What you need to do
[A] Check each statement against the forum thread about the Sony STR-DG910 and 3D. For each one, answer yes or no and quote the words of the thread that decide it. (i) The poster's PS3 does not detect the 3D in its settings. (ii) The 3D device was connected between the Directv DVR and the receiver. (iii) The 3D works well for regular Directv programming.
[B] Carry on the forum thread about the Sony STR-DG910 and 3D, starting after its last line.

Source excerpt
# Sony STR-DG910 help with set up and 3D



## Stinger911 (Mar 26, 2011)

My set up is a 73 inch Mitsubishi WD-73638 DLP with Directv DVR, Sony STR-DG910, with a PS 3.

I recently purchased the 3D set up (mitsubishi 3dc-1000) kit and am having issues.
Novice here...

I hooked the Directv dvr, ps3 to the Sony receiver and hooked up the 3D device between the TV and receiver as instructed.
The 3D wont work on the PS3 and it wont even detect it in the settings of the PS3. The 3D seems to work for the regular directv things but not great.

Is my STR-DG910 outdated and not compatible with 3d or something? Do I need to purchase a different receiver that is compatible.

Is it better (or possible) to just hook my ps3, directv directly to the TV and bypass the receiver and just use it for the sound? Would that work better. Can someone tell me how to briefly set up this way if it is better...

Please help as I am stuck here..

Thanks


----------



## Dale Rasco (Apr 11, 2009)

What type of 3D content are you pushing from the PS3?


----------



## Jungle Jack (Jul 28, 2009)

Stinger911 said:


> My set up is a 73 inch Mitsubishi WD-73638 DLP with Directv DVR, Sony STR-DG910, with a PS 3.
> 
> I recently purchased the 3D set up (mitsubishi 3dc-1000) kit and am having issues.

Extracted data
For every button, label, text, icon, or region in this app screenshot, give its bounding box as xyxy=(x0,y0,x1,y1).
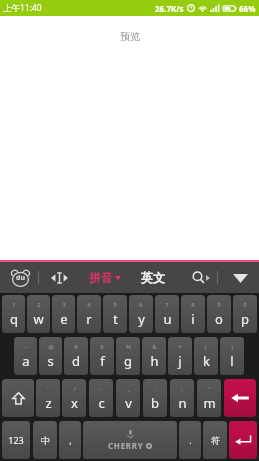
staticText: r xyxy=(86,310,92,328)
button[interactable]: & xyxy=(142,337,166,375)
button[interactable]: 4 xyxy=(77,295,101,333)
button[interactable]: 拼音 xyxy=(87,266,123,289)
staticText: 上午11:40 xyxy=(3,2,42,14)
staticText: # xyxy=(74,343,78,351)
staticText: * xyxy=(178,343,182,351)
staticText: y xyxy=(138,310,145,328)
staticText: 6 xyxy=(139,301,143,309)
staticText: CHERRY xyxy=(108,440,144,451)
staticText: 英文 xyxy=(141,270,165,285)
button[interactable]: _ xyxy=(116,379,140,417)
staticText: _ xyxy=(127,385,130,393)
button[interactable]: . xyxy=(179,421,201,459)
button[interactable]: Cursor move xyxy=(48,268,70,288)
staticText: n xyxy=(178,394,187,412)
staticText: 1 xyxy=(12,301,16,309)
button[interactable]: 英文 xyxy=(139,266,167,289)
button[interactable]: 7 xyxy=(155,295,179,333)
button[interactable]: - xyxy=(89,379,113,417)
staticText: 3 xyxy=(62,301,66,309)
staticText: - xyxy=(100,385,102,393)
staticText: v xyxy=(125,394,132,412)
staticText: f xyxy=(100,352,105,370)
staticText: . xyxy=(189,434,192,446)
button[interactable]: ' xyxy=(36,379,60,417)
button[interactable]: * xyxy=(168,337,192,375)
staticText: % xyxy=(126,343,131,351)
button[interactable]: Space xyxy=(83,421,177,459)
staticText: q xyxy=(10,310,18,328)
button[interactable]: Shift xyxy=(2,379,34,417)
staticText: $ xyxy=(100,343,104,351)
staticText: : xyxy=(154,385,156,393)
staticText: g xyxy=(124,352,132,370)
staticText: 7 xyxy=(165,301,169,309)
staticText: & xyxy=(152,343,157,351)
staticText: 9 xyxy=(217,301,221,309)
staticText: d xyxy=(72,352,80,370)
staticText: 符 xyxy=(211,435,220,446)
staticText: 拼音 xyxy=(89,270,113,285)
staticText: s xyxy=(47,352,54,370)
button[interactable]: 9 xyxy=(207,295,231,333)
button[interactable]: ; xyxy=(170,379,194,417)
button[interactable]: 符 xyxy=(203,421,227,459)
staticText: du xyxy=(16,273,25,283)
staticText: ; xyxy=(181,385,183,393)
staticText: ' xyxy=(47,385,49,393)
staticText: / xyxy=(73,385,76,393)
staticText: 123 xyxy=(8,434,24,446)
button[interactable]: ( xyxy=(194,337,218,375)
staticText: " xyxy=(208,385,211,393)
button[interactable]: Backspace xyxy=(224,379,256,417)
staticText: ) xyxy=(231,343,233,351)
staticText: m xyxy=(203,394,216,412)
button[interactable]: Search xyxy=(189,267,213,288)
staticText: 4 xyxy=(87,301,91,309)
button[interactable]: 1 xyxy=(2,295,25,333)
staticText: ~ xyxy=(24,343,28,351)
button[interactable]: ) xyxy=(220,337,244,375)
button[interactable]: 123 xyxy=(2,421,30,459)
button[interactable]: : xyxy=(143,379,167,417)
staticText: c xyxy=(98,394,105,412)
staticText: o xyxy=(215,310,223,328)
staticText: 中 xyxy=(41,435,50,446)
button[interactable]: 2 xyxy=(27,295,50,333)
staticText: e xyxy=(60,310,68,328)
staticText: , xyxy=(69,434,72,446)
staticText: j xyxy=(178,352,182,370)
staticText: 8 xyxy=(191,301,195,309)
staticText: k xyxy=(203,352,210,370)
staticText: b xyxy=(151,394,159,412)
staticText: 预览 xyxy=(120,30,140,43)
staticText: 5 xyxy=(113,301,117,309)
staticText: @ xyxy=(48,343,54,351)
button[interactable]: 0 xyxy=(233,295,257,333)
button[interactable]: % xyxy=(116,337,140,375)
button[interactable]: # xyxy=(64,337,88,375)
staticText: z xyxy=(45,394,52,412)
staticText: p xyxy=(241,310,249,328)
button[interactable]: 5 xyxy=(103,295,127,333)
button[interactable]: 中 xyxy=(33,421,57,459)
button[interactable]: Hide keyboard xyxy=(228,268,252,288)
button[interactable]: 3 xyxy=(52,295,75,333)
button[interactable]: / xyxy=(62,379,86,417)
button[interactable]: @ xyxy=(39,337,62,375)
button[interactable]: Baidu input method xyxy=(9,267,31,289)
button[interactable]: Enter xyxy=(229,421,257,459)
button[interactable]: 6 xyxy=(129,295,153,333)
staticText: h xyxy=(150,352,159,370)
staticText: t xyxy=(113,310,118,328)
staticText: x xyxy=(71,394,78,412)
staticText: i xyxy=(191,310,195,328)
staticText: a xyxy=(22,352,30,370)
button[interactable]: $ xyxy=(90,337,114,375)
button[interactable]: " xyxy=(197,379,221,417)
staticText: w xyxy=(33,310,44,328)
button[interactable]: ~ xyxy=(14,337,37,375)
staticText: 2 xyxy=(37,301,41,309)
button[interactable]: 8 xyxy=(181,295,205,333)
button[interactable]: , xyxy=(59,421,81,459)
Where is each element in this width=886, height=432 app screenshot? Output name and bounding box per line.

Answers for the exercise
[A]
(i) Yes: "it wont even detect it in the settings of the PS3"
(ii) No: "hooked up the 3D device between the TV and receiver as instructed"
(iii) No: "The 3D seems to work for the regular directv things but not great."

[B]
> Novice here...
> ...


Hello,
Your Sony is not HDMI 1.4 which is the HDMI Standard which includes 3D. Therefore, anything you route through the Sony will not output 3D.

The Mitsubishi kit will work for 3D. The Started Kit came standard with the 738 and 838 Series. However, with the Kit, you should get 3D when you connect 3D enabled Sources directly to your TV. As your AVR will not process 3D, you have no choice but to connect them to the TV. 

The good news is with the PS3, you are losing nothing as the PS3 cannot do 3D and the Lossless Codecs (True HD, DTS HD Uncompressed PCM) simultaneously. And yes you should be able to output via Optical Digital Output from your PS3 and DirecTV Box to your Sony. You just will not have HDMI Switching through the AVR.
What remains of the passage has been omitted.